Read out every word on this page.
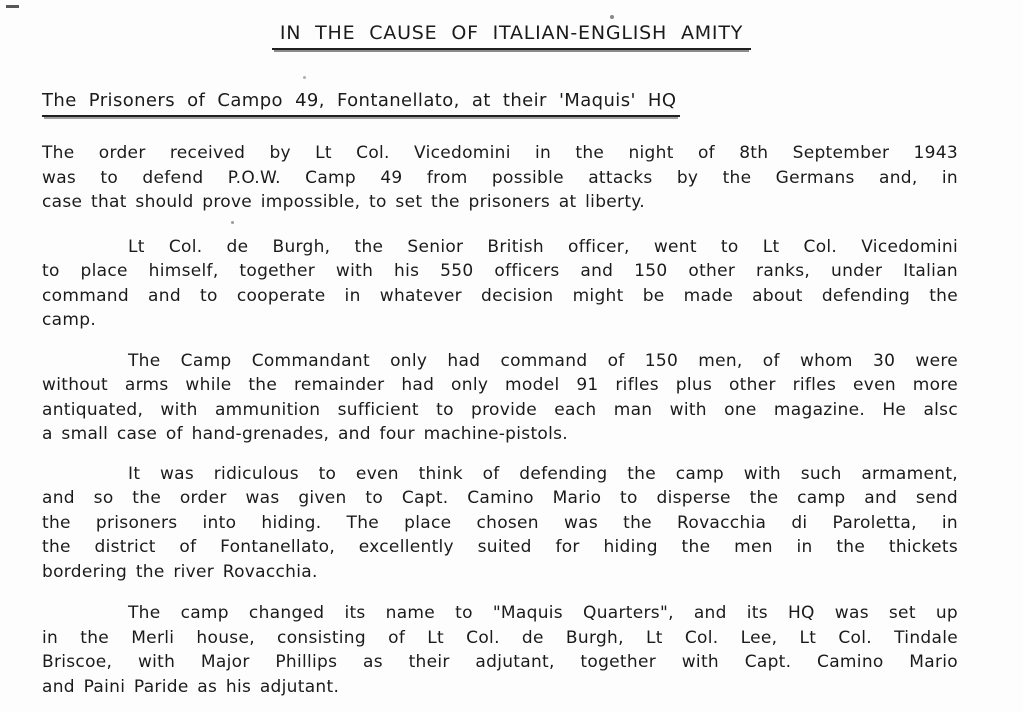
IN THE CAUSE OF ITALIAN-ENGLISH AMITY
The Prisoners of Campo 49, Fontanellato, at their 'Maquis' HQ
The order received by Lt Col. Vicedomini in the night of 8th September 1943
was to defend P.O.W. Camp 49 from possible attacks by the Germans and, in
case that should prove impossible, to set the prisoners at liberty.
Lt Col. de Burgh, the Senior British officer, went to Lt Col. Vicedomini
to place himself, together with his 550 officers and 150 other ranks, under Italian
command and to cooperate in whatever decision might be made about defending the
camp.
The Camp Commandant only had command of 150 men, of whom 30 were
without arms while the remainder had only model 91 rifles plus other rifles even more
antiquated, with ammunition sufficient to provide each man with one magazine. He alsc
a small case of hand-grenades, and four machine-pistols.
It was ridiculous to even think of defending the camp with such armament,
and so the order was given to Capt. Camino Mario to disperse the camp and send
the prisoners into hiding. The place chosen was the Rovacchia di Paroletta, in
the district of Fontanellato, excellently suited for hiding the men in the thickets
bordering the river Rovacchia.
The camp changed its name to "Maquis Quarters", and its HQ was set up
in the Merli house, consisting of Lt Col. de Burgh, Lt Col. Lee, Lt Col. Tindale
Briscoe, with Major Phillips as their adjutant, together with Capt. Camino Mario
and Paini Paride as his adjutant.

— REQUIREMENT —
Reproduce each record above by retyping it exactly; omit all images.

— COMPLETE ANSWER —
Read out every word on this page.
IN THE CAUSE OF ITALIAN-ENGLISH AMITY
The Prisoners of Campo 49, Fontanellato, at their 'Maquis' HQ
The order received by Lt Col. Vicedomini in the night of 8th September 1943
was to defend P.O.W. Camp 49 from possible attacks by the Germans and, in
case that should prove impossible, to set the prisoners at liberty.
Lt Col. de Burgh, the Senior British officer, went to Lt Col. Vicedomini
to place himself, together with his 550 officers and 150 other ranks, under Italian
command and to cooperate in whatever decision might be made about defending the
camp.
The Camp Commandant only had command of 150 men, of whom 30 were
without arms while the remainder had only model 91 rifles plus other rifles even more
antiquated, with ammunition sufficient to provide each man with one magazine. He alsc
a small case of hand-grenades, and four machine-pistols.
It was ridiculous to even think of defending the camp with such armament,
and so the order was given to Capt. Camino Mario to disperse the camp and send
the prisoners into hiding. The place chosen was the Rovacchia di Paroletta, in
the district of Fontanellato, excellently suited for hiding the men in the thickets
bordering the river Rovacchia.
The camp changed its name to "Maquis Quarters", and its HQ was set up
in the Merli house, consisting of Lt Col. de Burgh, Lt Col. Lee, Lt Col. Tindale
Briscoe, with Major Phillips as their adjutant, together with Capt. Camino Mario
and Paini Paride as his adjutant.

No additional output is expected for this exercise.